(Dataset rows about figures)
● ● ● ●
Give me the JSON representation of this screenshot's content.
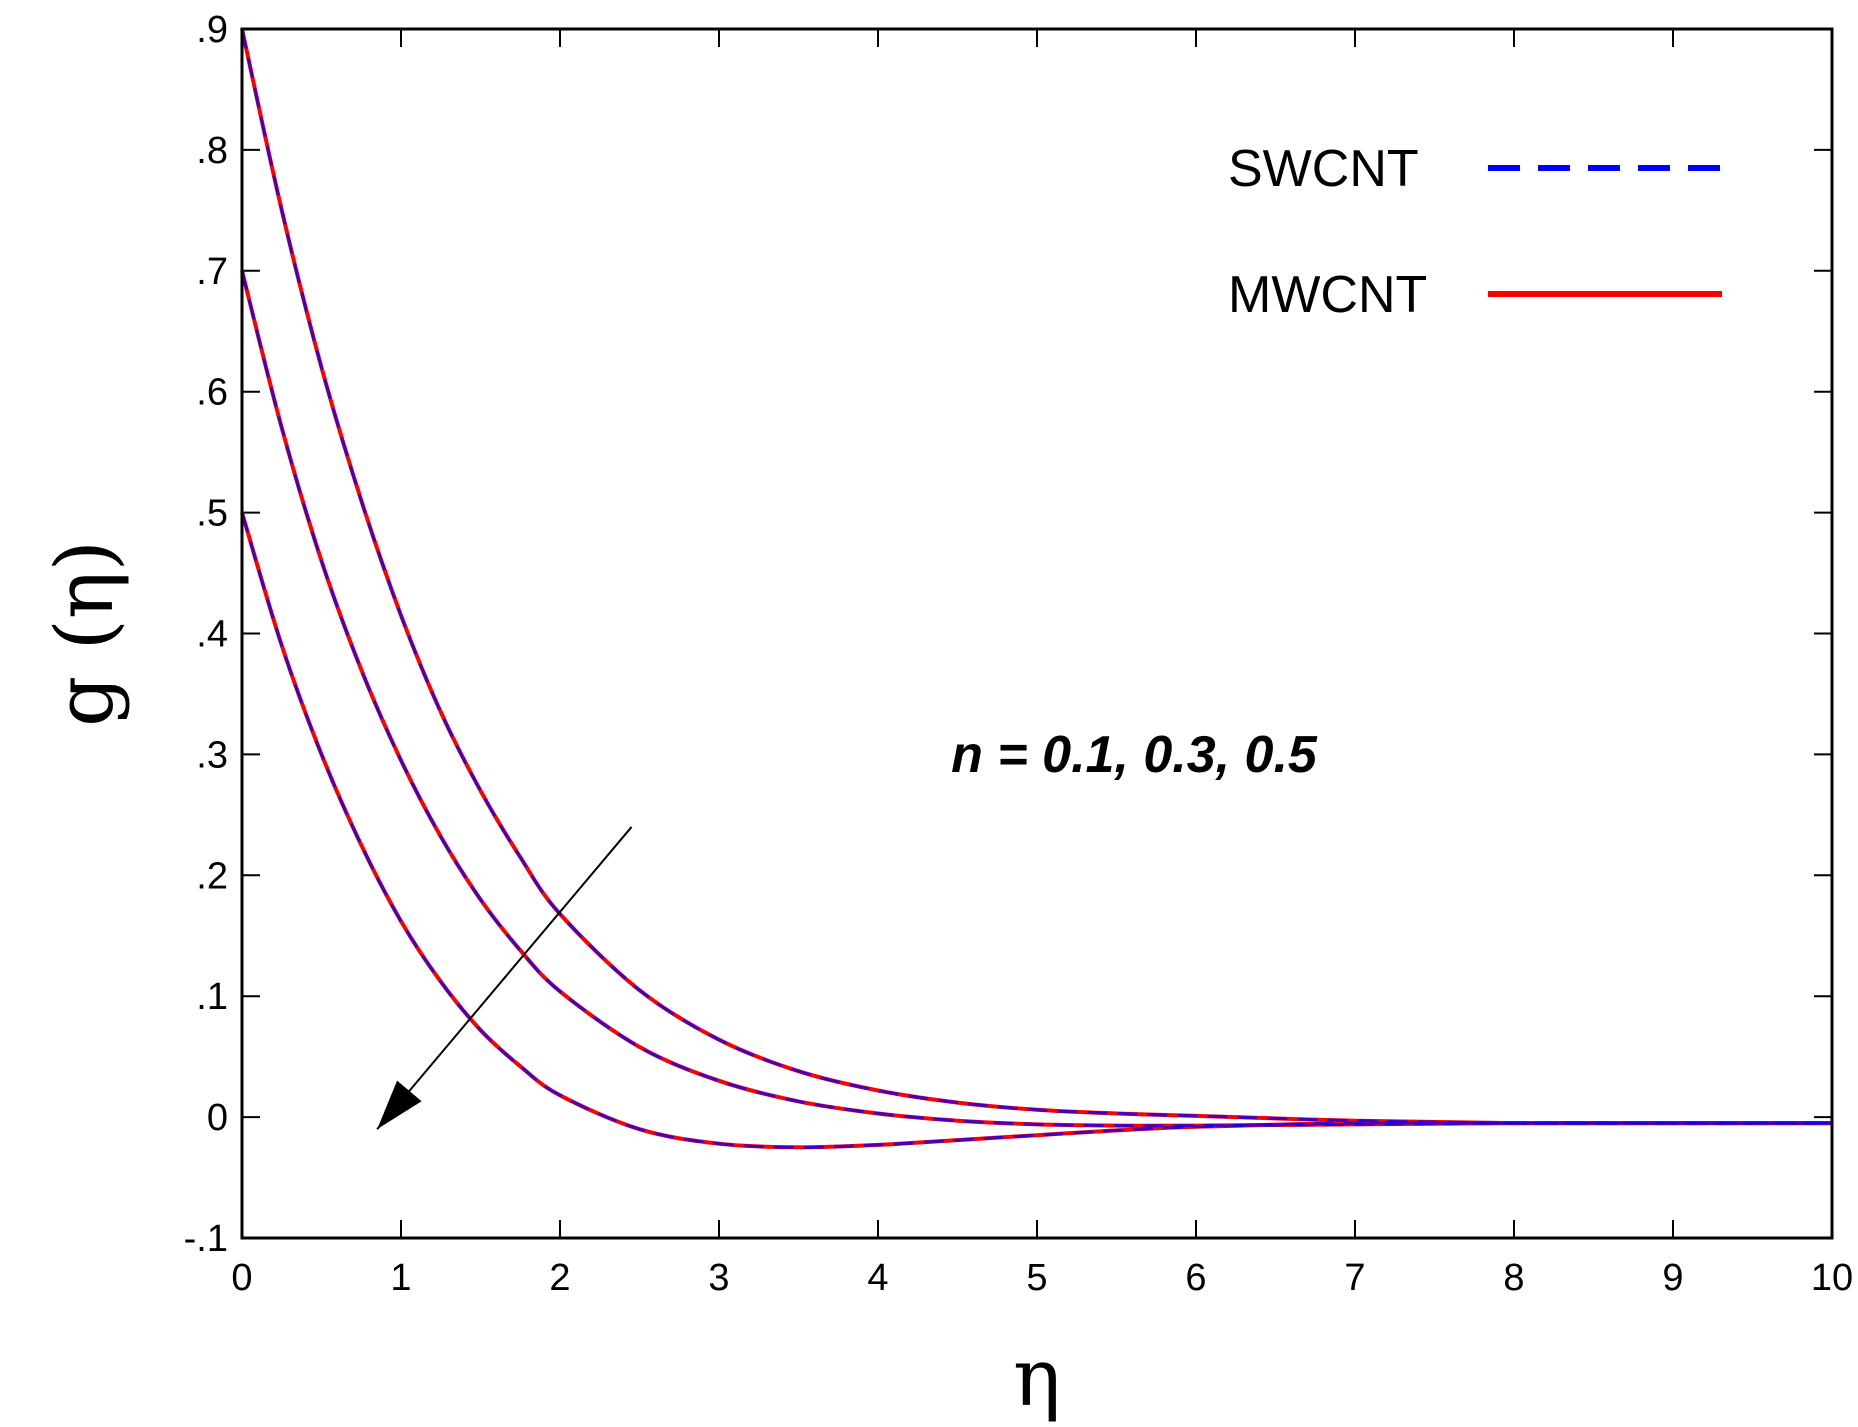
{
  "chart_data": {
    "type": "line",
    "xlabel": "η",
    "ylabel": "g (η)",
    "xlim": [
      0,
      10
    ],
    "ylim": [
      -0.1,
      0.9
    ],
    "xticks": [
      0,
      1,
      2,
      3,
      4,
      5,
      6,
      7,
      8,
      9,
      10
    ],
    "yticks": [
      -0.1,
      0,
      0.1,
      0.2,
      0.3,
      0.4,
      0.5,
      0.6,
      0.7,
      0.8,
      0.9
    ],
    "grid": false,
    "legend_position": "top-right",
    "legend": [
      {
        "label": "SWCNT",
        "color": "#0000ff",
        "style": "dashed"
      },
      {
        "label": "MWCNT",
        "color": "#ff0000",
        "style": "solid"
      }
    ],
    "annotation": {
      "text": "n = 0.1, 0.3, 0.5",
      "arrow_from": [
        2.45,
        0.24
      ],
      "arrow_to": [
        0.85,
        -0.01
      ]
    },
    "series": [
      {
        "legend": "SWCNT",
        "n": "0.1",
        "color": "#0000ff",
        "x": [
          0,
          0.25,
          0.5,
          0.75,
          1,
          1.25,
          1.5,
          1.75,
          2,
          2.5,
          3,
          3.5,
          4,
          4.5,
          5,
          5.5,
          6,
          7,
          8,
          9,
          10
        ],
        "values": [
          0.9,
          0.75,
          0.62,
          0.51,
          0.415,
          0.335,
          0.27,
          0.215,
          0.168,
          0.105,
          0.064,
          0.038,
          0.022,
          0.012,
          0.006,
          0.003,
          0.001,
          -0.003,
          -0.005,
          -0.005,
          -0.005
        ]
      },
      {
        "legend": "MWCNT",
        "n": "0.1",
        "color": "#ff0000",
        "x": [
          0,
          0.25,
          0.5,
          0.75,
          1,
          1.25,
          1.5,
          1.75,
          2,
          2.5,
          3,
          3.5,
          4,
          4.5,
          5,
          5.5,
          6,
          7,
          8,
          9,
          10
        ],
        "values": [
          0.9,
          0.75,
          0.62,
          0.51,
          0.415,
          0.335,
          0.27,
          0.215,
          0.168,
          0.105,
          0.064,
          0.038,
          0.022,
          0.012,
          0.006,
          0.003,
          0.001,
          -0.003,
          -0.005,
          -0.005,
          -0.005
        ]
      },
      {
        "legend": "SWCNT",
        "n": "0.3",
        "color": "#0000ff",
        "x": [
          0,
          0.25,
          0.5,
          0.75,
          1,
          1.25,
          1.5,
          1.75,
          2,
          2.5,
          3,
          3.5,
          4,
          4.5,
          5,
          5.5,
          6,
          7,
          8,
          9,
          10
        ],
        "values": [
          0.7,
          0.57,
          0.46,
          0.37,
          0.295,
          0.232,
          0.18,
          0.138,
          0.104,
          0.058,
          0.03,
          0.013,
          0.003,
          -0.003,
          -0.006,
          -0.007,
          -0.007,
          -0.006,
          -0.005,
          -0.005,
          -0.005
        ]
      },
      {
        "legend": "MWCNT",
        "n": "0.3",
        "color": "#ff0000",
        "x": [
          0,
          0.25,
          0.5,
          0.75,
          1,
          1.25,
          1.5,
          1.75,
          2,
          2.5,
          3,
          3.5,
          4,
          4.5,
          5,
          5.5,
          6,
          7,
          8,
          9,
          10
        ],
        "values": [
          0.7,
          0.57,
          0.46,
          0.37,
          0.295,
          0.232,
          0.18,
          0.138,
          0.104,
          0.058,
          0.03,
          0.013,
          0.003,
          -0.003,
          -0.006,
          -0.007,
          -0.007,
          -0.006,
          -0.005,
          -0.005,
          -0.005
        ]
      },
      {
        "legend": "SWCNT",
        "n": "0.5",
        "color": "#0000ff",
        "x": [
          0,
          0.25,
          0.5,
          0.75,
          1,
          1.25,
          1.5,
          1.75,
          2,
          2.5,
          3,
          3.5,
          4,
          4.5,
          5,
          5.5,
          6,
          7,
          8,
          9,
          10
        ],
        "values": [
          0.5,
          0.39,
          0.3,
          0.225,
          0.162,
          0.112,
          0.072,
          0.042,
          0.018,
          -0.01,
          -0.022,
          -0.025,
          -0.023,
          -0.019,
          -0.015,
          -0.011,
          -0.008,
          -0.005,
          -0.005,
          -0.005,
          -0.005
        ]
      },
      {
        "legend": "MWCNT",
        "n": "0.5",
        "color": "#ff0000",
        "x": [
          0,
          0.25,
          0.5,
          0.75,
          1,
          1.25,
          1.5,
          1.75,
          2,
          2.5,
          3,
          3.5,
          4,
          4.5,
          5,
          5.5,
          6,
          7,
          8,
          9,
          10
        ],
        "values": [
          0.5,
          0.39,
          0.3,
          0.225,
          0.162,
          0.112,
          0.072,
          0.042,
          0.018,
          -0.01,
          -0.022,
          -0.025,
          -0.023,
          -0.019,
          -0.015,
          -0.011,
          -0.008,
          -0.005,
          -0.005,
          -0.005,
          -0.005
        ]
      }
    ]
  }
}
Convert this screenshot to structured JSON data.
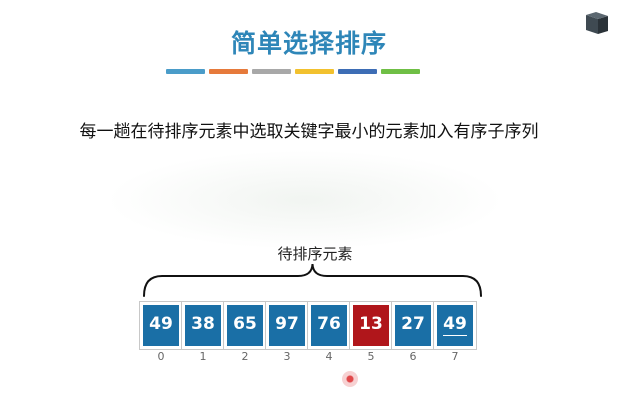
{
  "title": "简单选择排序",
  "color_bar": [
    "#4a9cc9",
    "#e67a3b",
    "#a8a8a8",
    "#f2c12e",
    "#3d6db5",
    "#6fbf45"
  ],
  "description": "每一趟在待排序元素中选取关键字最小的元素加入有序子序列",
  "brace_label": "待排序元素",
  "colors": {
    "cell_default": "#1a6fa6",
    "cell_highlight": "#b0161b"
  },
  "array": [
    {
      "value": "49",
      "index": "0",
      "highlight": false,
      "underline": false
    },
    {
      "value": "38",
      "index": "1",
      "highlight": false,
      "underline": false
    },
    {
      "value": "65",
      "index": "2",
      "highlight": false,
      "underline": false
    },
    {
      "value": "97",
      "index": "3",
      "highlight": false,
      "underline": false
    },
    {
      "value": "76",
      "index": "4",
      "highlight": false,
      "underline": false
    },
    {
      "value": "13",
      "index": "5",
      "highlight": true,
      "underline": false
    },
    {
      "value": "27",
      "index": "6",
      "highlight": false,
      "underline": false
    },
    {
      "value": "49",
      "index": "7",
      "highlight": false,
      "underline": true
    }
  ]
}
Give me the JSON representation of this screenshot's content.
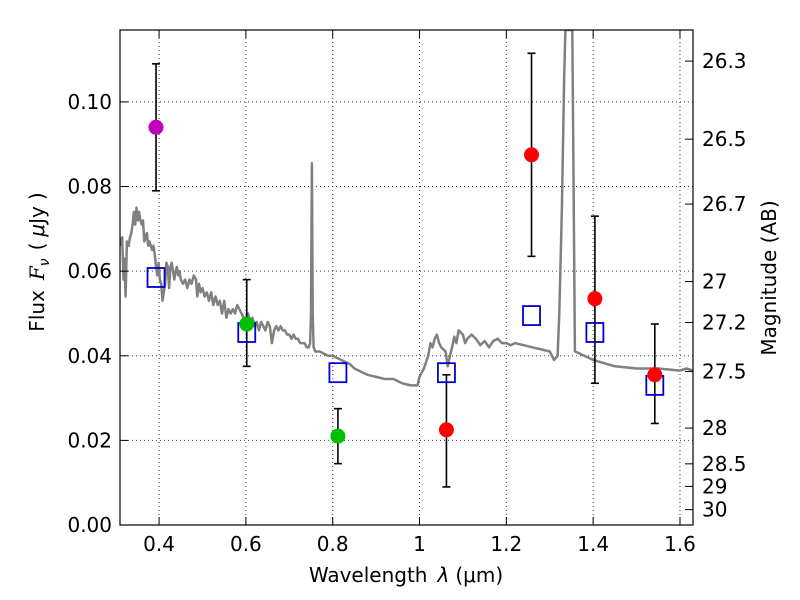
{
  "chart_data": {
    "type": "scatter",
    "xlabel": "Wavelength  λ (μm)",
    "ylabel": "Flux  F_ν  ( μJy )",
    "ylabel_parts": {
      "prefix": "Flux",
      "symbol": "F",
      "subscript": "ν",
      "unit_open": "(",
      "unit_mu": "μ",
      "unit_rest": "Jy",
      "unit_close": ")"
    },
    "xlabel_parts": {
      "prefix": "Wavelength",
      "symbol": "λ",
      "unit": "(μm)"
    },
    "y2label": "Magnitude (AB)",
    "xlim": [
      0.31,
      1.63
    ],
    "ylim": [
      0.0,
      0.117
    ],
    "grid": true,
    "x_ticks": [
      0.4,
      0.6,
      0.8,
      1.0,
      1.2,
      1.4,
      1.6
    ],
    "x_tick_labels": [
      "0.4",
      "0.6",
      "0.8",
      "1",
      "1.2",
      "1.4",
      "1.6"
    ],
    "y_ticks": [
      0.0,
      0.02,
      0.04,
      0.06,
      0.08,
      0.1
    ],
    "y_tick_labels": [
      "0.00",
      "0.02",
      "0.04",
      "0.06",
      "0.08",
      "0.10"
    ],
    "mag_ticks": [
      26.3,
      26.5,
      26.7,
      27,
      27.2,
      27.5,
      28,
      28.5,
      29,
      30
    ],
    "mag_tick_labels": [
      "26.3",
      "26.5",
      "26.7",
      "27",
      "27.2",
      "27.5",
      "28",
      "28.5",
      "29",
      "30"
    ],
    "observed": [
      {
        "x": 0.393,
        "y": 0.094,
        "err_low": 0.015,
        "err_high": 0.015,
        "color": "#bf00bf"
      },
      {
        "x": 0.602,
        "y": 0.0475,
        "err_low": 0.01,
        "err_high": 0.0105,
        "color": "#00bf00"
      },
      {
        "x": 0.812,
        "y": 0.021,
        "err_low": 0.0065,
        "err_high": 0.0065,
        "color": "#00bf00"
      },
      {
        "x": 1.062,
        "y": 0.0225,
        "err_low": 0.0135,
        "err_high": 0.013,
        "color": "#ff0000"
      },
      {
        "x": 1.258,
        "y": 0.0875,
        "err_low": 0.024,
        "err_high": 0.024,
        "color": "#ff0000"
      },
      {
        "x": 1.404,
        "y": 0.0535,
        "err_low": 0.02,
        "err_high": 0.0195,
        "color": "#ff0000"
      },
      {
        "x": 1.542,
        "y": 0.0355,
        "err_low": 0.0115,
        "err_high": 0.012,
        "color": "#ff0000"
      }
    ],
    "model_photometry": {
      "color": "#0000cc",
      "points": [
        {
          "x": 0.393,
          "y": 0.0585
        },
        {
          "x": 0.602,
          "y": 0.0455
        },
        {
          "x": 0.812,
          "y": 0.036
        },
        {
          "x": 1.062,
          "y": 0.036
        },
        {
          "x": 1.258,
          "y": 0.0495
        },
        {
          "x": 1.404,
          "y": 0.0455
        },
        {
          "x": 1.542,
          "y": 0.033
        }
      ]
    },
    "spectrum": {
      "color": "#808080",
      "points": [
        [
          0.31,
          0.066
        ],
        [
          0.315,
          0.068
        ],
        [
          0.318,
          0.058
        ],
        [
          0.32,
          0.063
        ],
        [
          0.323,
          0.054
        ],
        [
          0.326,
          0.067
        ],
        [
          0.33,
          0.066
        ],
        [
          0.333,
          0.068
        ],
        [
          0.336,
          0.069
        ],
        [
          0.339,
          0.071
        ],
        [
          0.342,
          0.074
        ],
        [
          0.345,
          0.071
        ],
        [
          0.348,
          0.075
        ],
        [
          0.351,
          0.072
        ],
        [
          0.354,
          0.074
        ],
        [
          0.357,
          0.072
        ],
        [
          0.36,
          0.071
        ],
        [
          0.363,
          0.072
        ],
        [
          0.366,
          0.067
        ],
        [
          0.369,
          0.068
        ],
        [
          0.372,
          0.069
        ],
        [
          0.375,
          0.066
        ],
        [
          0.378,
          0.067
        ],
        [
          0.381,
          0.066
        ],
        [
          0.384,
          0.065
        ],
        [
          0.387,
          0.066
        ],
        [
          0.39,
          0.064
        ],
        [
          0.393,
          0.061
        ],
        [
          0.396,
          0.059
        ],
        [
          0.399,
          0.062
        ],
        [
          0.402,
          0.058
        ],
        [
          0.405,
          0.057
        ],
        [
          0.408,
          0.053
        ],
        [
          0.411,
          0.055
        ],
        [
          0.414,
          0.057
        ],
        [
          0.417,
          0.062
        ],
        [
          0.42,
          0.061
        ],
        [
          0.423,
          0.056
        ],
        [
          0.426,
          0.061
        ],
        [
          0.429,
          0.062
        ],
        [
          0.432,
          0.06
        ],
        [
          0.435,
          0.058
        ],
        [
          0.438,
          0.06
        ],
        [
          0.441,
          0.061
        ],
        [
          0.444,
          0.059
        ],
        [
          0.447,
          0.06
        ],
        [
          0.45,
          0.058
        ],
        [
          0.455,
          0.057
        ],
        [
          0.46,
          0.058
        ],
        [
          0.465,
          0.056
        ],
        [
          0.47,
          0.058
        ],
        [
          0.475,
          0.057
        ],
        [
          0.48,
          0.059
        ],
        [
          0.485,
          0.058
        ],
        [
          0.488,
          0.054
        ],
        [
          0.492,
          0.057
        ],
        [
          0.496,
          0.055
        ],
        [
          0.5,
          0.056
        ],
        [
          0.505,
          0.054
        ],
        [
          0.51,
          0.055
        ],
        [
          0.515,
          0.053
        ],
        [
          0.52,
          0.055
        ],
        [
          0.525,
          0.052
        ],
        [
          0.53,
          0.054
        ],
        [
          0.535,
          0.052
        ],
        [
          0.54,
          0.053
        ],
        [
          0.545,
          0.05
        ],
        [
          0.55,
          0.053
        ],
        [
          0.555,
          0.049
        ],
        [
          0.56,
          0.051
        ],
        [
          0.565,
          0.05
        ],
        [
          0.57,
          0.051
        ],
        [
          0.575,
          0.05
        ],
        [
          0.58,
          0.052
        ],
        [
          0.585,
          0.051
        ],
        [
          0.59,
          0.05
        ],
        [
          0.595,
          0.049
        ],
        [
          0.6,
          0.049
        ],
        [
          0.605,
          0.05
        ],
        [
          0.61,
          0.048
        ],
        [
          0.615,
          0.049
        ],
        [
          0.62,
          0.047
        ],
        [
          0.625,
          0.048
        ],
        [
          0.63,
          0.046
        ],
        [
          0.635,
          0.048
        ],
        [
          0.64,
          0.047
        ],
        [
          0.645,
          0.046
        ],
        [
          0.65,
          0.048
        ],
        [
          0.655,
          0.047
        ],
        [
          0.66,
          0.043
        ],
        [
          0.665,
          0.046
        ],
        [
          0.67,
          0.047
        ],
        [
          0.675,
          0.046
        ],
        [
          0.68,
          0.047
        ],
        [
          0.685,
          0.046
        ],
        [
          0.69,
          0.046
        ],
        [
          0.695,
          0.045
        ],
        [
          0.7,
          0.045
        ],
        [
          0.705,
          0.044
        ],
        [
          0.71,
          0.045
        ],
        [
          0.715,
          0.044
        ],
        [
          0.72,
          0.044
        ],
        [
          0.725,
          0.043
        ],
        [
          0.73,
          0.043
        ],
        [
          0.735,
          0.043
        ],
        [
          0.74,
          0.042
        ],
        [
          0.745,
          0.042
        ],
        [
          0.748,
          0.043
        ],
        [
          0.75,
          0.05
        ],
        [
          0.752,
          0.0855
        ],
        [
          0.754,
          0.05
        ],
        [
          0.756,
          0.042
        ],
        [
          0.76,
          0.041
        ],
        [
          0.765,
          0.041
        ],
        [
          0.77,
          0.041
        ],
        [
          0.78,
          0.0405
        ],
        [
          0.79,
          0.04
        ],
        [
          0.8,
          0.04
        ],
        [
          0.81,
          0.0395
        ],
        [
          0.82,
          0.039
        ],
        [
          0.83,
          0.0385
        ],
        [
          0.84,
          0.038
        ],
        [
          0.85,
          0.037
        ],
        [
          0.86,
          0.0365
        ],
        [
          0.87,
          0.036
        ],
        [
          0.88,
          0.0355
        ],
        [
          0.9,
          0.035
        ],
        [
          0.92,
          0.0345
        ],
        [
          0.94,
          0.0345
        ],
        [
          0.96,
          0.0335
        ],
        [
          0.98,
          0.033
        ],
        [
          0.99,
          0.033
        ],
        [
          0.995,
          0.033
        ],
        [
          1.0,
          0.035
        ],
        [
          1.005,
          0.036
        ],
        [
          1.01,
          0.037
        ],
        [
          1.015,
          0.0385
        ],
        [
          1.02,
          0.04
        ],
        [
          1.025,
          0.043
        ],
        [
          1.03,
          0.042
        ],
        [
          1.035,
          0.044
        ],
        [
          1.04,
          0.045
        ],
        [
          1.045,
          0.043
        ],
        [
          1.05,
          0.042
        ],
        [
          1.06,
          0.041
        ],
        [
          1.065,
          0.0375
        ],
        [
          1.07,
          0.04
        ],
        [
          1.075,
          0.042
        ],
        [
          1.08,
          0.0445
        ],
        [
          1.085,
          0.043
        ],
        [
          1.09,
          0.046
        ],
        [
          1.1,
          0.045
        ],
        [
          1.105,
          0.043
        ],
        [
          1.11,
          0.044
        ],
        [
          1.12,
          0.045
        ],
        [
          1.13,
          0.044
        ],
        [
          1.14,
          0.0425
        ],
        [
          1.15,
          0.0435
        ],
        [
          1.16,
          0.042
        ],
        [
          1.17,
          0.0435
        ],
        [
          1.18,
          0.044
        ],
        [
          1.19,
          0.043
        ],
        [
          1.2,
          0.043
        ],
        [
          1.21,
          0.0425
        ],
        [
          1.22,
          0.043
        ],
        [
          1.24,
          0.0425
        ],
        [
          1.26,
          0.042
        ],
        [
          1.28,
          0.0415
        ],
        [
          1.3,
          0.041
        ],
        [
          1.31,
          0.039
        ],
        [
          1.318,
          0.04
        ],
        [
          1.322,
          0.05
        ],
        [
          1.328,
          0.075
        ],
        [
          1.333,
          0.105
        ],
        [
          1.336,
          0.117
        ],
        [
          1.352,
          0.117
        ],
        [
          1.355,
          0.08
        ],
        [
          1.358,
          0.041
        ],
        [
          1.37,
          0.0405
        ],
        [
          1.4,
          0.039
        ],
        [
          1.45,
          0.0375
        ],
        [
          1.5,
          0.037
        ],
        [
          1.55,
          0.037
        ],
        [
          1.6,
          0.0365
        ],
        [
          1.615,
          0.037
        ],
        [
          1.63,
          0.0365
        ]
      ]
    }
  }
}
● ● ● ●
▶ **SHORT PROBLEM**
Find all the lines containing "index" in the material, then copy them.

▶ **TASK RESPONSE**
      "index": "0",
      "index": "1",
      "index": "2",
      "index": "3",
      "index": "4",
      "index": "5",
      "index": "6",
      "index": "7",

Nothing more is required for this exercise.